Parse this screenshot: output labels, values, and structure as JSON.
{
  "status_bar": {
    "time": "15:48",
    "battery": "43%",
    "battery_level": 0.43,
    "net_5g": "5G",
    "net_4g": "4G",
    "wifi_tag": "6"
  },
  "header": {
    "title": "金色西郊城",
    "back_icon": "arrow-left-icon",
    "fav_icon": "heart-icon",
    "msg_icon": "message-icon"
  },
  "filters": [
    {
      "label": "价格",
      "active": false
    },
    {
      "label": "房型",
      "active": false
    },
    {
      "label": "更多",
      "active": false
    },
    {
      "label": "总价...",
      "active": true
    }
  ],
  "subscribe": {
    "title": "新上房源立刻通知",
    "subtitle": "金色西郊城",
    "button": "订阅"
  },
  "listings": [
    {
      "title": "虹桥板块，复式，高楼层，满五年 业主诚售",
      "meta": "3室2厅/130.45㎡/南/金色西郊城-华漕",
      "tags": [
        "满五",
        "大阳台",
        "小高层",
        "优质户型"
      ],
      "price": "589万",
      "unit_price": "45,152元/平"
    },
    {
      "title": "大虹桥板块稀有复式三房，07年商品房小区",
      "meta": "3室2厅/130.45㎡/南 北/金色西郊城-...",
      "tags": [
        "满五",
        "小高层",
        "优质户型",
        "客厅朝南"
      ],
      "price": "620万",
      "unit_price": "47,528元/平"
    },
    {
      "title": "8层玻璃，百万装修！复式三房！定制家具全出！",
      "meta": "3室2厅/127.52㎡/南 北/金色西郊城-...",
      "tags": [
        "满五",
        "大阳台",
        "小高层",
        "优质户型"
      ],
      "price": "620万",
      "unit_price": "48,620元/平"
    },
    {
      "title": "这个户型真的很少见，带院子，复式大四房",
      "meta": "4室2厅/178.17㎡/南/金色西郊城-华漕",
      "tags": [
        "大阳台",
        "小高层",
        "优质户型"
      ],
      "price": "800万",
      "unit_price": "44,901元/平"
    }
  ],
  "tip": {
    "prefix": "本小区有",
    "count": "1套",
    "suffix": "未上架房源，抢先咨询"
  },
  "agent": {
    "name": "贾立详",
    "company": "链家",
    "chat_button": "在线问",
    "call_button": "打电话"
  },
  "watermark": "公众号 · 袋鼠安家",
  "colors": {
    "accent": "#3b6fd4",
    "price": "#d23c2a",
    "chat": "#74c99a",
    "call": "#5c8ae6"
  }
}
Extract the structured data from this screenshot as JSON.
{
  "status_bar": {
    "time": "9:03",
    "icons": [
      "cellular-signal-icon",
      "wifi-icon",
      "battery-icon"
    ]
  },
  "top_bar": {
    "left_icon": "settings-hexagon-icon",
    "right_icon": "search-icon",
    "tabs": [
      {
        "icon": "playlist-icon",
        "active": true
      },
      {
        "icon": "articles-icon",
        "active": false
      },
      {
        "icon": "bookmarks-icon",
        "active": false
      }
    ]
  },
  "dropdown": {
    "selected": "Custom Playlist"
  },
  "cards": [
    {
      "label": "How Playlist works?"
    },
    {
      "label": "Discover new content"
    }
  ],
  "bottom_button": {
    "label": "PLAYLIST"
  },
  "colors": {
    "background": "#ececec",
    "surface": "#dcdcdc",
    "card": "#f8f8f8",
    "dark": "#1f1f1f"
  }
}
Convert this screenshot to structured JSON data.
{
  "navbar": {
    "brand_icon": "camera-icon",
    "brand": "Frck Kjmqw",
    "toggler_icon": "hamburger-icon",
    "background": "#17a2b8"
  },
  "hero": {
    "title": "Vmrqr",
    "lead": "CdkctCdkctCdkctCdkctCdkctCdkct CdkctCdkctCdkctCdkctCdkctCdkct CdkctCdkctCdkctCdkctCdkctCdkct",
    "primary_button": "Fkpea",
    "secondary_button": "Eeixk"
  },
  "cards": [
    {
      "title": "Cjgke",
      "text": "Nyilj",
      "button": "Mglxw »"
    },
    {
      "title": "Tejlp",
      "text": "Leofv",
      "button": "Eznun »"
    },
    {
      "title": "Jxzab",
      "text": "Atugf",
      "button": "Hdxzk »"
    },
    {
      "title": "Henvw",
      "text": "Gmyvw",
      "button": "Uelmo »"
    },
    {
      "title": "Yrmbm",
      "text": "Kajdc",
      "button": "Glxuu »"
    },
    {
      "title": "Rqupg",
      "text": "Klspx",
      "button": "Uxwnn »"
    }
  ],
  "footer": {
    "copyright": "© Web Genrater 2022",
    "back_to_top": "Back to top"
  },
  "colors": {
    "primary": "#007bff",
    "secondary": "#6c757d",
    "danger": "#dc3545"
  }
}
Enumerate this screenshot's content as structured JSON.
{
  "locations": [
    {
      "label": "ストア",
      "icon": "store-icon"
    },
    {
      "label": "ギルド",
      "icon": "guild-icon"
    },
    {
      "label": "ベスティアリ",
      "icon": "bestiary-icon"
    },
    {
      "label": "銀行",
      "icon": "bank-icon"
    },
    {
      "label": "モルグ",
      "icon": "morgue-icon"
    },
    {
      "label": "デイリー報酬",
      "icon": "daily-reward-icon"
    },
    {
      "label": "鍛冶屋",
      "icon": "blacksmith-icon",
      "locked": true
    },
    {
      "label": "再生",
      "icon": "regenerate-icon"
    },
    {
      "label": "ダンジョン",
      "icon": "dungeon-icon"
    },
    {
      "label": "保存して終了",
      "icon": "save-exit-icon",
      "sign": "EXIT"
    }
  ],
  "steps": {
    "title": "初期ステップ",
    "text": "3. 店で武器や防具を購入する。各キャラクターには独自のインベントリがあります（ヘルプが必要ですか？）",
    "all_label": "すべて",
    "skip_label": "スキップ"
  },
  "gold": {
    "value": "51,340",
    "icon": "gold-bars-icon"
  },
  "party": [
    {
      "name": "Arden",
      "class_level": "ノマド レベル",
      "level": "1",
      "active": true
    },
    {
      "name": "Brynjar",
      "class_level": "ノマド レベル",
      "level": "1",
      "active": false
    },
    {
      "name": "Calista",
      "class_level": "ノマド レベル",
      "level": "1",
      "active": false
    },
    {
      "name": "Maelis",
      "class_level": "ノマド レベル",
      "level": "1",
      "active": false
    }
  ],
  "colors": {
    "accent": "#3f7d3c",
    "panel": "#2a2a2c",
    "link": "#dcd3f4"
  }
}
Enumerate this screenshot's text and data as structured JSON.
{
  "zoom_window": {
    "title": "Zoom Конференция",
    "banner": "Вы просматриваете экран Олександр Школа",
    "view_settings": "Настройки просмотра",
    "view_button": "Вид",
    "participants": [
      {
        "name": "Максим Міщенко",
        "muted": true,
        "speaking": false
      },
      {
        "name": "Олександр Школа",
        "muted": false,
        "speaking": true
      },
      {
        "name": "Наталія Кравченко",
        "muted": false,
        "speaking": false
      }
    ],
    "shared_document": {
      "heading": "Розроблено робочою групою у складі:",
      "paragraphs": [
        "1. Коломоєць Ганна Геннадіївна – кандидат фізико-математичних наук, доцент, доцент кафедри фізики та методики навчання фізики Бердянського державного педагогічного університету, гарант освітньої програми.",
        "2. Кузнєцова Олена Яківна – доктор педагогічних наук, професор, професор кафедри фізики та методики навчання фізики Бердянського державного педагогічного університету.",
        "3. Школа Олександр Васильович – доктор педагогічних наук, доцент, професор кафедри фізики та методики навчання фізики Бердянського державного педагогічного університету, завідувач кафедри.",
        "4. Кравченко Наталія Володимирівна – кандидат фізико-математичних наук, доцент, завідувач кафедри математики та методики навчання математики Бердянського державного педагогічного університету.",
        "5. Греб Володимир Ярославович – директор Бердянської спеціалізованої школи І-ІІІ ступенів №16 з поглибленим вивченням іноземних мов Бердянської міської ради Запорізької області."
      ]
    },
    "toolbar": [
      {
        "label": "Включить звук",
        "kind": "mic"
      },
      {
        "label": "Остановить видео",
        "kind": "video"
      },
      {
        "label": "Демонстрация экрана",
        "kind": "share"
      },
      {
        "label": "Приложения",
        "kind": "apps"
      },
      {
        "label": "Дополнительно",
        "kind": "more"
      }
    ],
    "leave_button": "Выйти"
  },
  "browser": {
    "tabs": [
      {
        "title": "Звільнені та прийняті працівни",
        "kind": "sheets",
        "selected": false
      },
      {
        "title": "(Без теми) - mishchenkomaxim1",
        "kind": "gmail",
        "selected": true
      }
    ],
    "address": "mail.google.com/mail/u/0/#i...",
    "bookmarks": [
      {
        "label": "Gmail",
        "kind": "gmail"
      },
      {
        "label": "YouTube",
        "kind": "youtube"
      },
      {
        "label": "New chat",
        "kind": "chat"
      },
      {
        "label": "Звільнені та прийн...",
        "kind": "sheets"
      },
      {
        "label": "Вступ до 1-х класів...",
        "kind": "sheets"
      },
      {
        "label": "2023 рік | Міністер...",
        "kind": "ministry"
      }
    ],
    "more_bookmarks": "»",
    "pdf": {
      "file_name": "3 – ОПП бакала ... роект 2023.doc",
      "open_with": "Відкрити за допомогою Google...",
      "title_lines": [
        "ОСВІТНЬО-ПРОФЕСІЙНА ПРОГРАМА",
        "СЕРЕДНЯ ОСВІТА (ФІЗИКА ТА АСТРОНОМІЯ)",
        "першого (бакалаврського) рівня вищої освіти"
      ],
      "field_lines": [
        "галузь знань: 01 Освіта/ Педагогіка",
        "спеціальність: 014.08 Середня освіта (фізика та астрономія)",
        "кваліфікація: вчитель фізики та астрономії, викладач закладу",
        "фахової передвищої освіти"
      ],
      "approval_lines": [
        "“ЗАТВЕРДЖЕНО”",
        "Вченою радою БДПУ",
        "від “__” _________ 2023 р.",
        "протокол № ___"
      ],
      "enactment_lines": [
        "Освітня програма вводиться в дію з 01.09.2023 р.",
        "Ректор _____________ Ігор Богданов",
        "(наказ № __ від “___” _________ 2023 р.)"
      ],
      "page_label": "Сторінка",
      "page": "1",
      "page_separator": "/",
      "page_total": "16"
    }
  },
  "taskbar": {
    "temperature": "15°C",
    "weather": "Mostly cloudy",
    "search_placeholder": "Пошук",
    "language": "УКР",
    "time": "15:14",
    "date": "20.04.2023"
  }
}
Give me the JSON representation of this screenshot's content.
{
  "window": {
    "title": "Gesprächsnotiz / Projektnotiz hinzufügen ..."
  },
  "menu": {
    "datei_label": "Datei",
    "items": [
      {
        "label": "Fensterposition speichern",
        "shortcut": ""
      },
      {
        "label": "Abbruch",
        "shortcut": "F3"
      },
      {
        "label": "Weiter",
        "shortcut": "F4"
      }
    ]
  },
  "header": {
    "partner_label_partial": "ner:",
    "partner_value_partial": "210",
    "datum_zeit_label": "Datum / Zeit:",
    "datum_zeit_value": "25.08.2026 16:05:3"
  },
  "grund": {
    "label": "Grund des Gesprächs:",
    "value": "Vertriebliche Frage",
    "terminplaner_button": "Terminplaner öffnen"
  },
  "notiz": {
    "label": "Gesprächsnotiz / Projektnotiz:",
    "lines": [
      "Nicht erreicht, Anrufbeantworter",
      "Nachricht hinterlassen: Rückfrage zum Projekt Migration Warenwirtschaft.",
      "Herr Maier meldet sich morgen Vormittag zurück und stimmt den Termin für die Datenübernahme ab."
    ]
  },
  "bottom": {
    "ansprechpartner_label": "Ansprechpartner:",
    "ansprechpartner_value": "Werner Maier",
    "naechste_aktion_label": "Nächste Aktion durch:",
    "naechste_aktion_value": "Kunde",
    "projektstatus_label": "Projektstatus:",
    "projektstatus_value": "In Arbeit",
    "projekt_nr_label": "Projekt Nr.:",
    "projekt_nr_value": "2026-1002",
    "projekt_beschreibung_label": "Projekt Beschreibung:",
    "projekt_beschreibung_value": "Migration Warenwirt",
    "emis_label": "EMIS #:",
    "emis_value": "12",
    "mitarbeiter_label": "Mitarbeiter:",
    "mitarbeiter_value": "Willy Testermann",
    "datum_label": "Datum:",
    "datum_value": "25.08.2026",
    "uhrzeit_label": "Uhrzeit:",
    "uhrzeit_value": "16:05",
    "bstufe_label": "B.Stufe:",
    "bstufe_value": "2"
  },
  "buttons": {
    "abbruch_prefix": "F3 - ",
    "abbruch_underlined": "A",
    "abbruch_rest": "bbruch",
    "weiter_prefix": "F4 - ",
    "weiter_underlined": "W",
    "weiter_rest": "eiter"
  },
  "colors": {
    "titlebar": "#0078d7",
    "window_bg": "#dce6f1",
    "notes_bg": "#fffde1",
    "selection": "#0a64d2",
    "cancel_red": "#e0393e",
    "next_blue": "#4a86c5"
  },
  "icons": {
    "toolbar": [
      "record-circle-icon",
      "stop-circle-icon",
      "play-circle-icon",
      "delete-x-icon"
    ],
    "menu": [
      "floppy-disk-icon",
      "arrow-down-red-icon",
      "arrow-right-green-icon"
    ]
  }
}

-.-.-

» What the task requires: Locate all lines that include the word "Gesprächsnotiz" and copy them out.

» Output of the exercise:
    "title": "Gesprächsnotiz / Projektnotiz hinzufügen ..."
    "label": "Gesprächsnotiz / Projektnotiz:",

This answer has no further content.